_Stated exercise_
Without the images, output each record below as it stands.

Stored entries
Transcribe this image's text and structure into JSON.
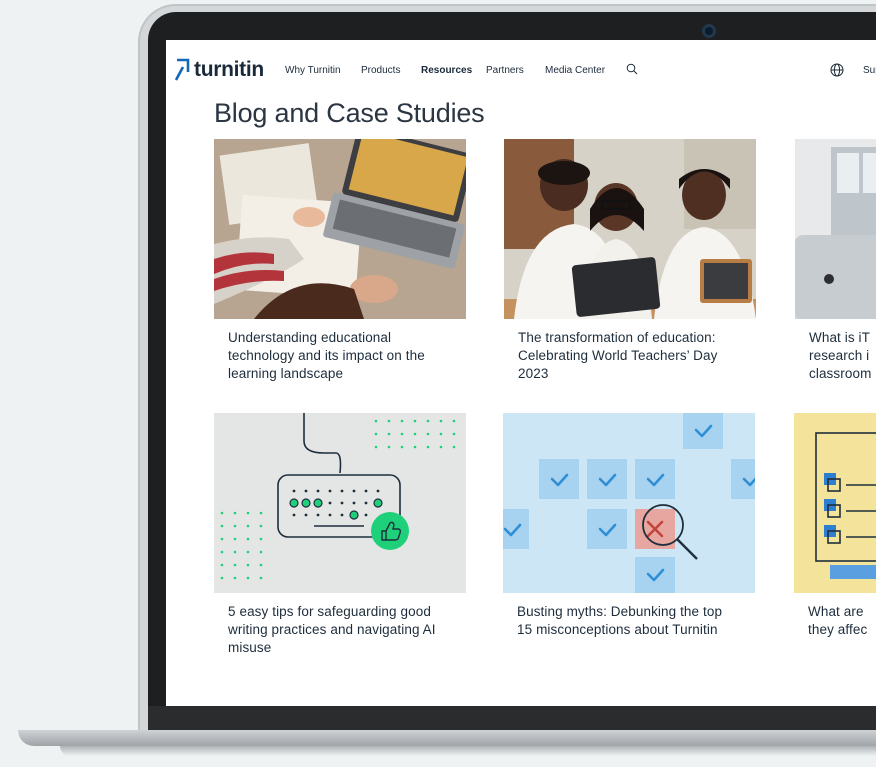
{
  "nav": {
    "logo_text": "turnitin",
    "items": [
      "Why Turnitin",
      "Products",
      "Resources",
      "Partners",
      "Media Center"
    ],
    "active": "Resources",
    "support_label": "Sup"
  },
  "page": {
    "title": "Blog and Case Studies"
  },
  "articles": [
    {
      "title": "Understanding educational technology and its impact on the learning landscape"
    },
    {
      "title": "The transformation of education: Celebrating World Teachers’ Day 2023"
    },
    {
      "title": "What is iT research i classroom"
    },
    {
      "title": "5 easy tips for safeguarding good writing practices and navigating AI misuse"
    },
    {
      "title": "Busting myths: Debunking the top 15 misconceptions about Turnitin"
    },
    {
      "title": "What are they affec"
    }
  ],
  "colors": {
    "text_dark": "#1e2d3c",
    "brand_blue": "#1468b8",
    "accent_green": "#1fd07a",
    "check_blue": "#2f8fd6",
    "tile_blue": "#bfe0f6",
    "error_red": "#e8a6a0",
    "card_gray_bg": "#e3e6e5",
    "card_yellow_bg": "#f4e39a"
  },
  "icons": [
    "search-icon",
    "globe-icon",
    "thumbs-up-icon",
    "checkmark-icon",
    "magnifier-icon",
    "x-mark-icon"
  ]
}
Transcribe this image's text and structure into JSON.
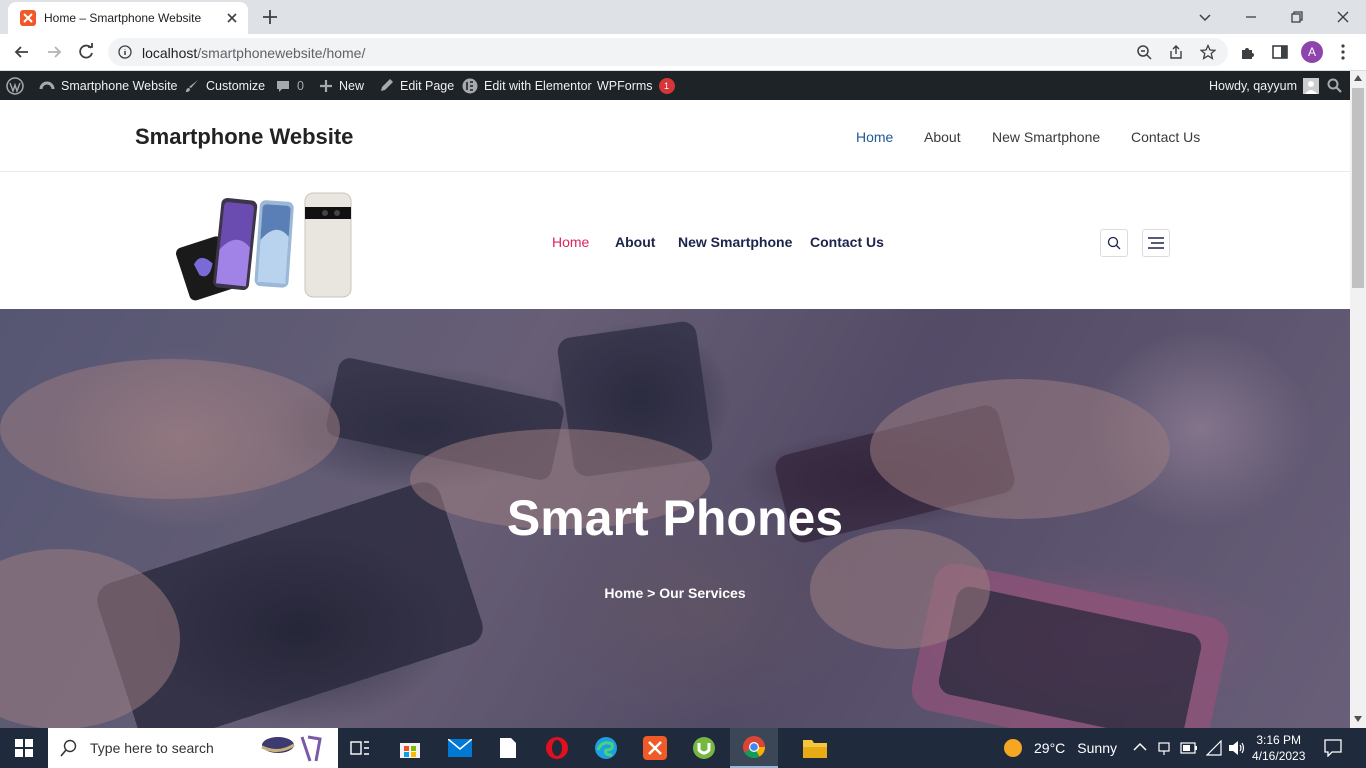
{
  "browser": {
    "tab_title": "Home – Smartphone Website",
    "url_host": "localhost",
    "url_path": "/smartphonewebsite/home/",
    "profile_initial": "A"
  },
  "admin_bar": {
    "site_name": "Smartphone Website",
    "customize": "Customize",
    "comments_count": "0",
    "new": "New",
    "edit_page": "Edit Page",
    "edit_elementor": "Edit with Elementor",
    "wpforms": "WPForms",
    "wpforms_badge": "1",
    "howdy": "Howdy, qayyum"
  },
  "header1": {
    "site_title": "Smartphone Website",
    "nav": [
      "Home",
      "About",
      "New Smartphone",
      "Contact Us"
    ],
    "active_color": "#1e5a94"
  },
  "header2": {
    "nav": [
      "Home",
      "About",
      "New Smartphone",
      "Contact Us"
    ],
    "active_color": "#e0245e"
  },
  "hero": {
    "title": "Smart Phones",
    "breadcrumb": "Home > Our Services"
  },
  "taskbar": {
    "search_placeholder": "Type here to search",
    "weather_temp": "29°C",
    "weather_desc": "Sunny",
    "time": "3:16 PM",
    "date": "4/16/2023"
  }
}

_Reply_
Transcribe this image's text and structure into JSON.
{
  "nav": {
    "logo_text": "turnitin",
    "items": [
      "Why Turnitin",
      "Products",
      "Resources",
      "Partners",
      "Media Center"
    ],
    "active": "Resources",
    "support_label": "Sup"
  },
  "page": {
    "title": "Blog and Case Studies"
  },
  "articles": [
    {
      "title": "Understanding educational technology and its impact on the learning landscape"
    },
    {
      "title": "The transformation of education: Celebrating World Teachers’ Day 2023"
    },
    {
      "title": "What is iT research i classroom"
    },
    {
      "title": "5 easy tips for safeguarding good writing practices and navigating AI misuse"
    },
    {
      "title": "Busting myths: Debunking the top 15 misconceptions about Turnitin"
    },
    {
      "title": "What are they affec"
    }
  ],
  "colors": {
    "text_dark": "#1e2d3c",
    "brand_blue": "#1468b8",
    "accent_green": "#1fd07a",
    "check_blue": "#2f8fd6",
    "tile_blue": "#bfe0f6",
    "error_red": "#e8a6a0",
    "card_gray_bg": "#e3e6e5",
    "card_yellow_bg": "#f4e39a"
  },
  "icons": [
    "search-icon",
    "globe-icon",
    "thumbs-up-icon",
    "checkmark-icon",
    "magnifier-icon",
    "x-mark-icon"
  ]
}
Transcribe this image's text and structure into JSON.
{
  "browser": {
    "tab_title": "Home – Smartphone Website",
    "url_host": "localhost",
    "url_path": "/smartphonewebsite/home/",
    "profile_initial": "A"
  },
  "admin_bar": {
    "site_name": "Smartphone Website",
    "customize": "Customize",
    "comments_count": "0",
    "new": "New",
    "edit_page": "Edit Page",
    "edit_elementor": "Edit with Elementor",
    "wpforms": "WPForms",
    "wpforms_badge": "1",
    "howdy": "Howdy, qayyum"
  },
  "header1": {
    "site_title": "Smartphone Website",
    "nav": [
      "Home",
      "About",
      "New Smartphone",
      "Contact Us"
    ],
    "active_color": "#1e5a94"
  },
  "header2": {
    "nav": [
      "Home",
      "About",
      "New Smartphone",
      "Contact Us"
    ],
    "active_color": "#e0245e"
  },
  "hero": {
    "title": "Smart Phones",
    "breadcrumb": "Home > Our Services"
  },
  "taskbar": {
    "search_placeholder": "Type here to search",
    "weather_temp": "29°C",
    "weather_desc": "Sunny",
    "time": "3:16 PM",
    "date": "4/16/2023"
  }
}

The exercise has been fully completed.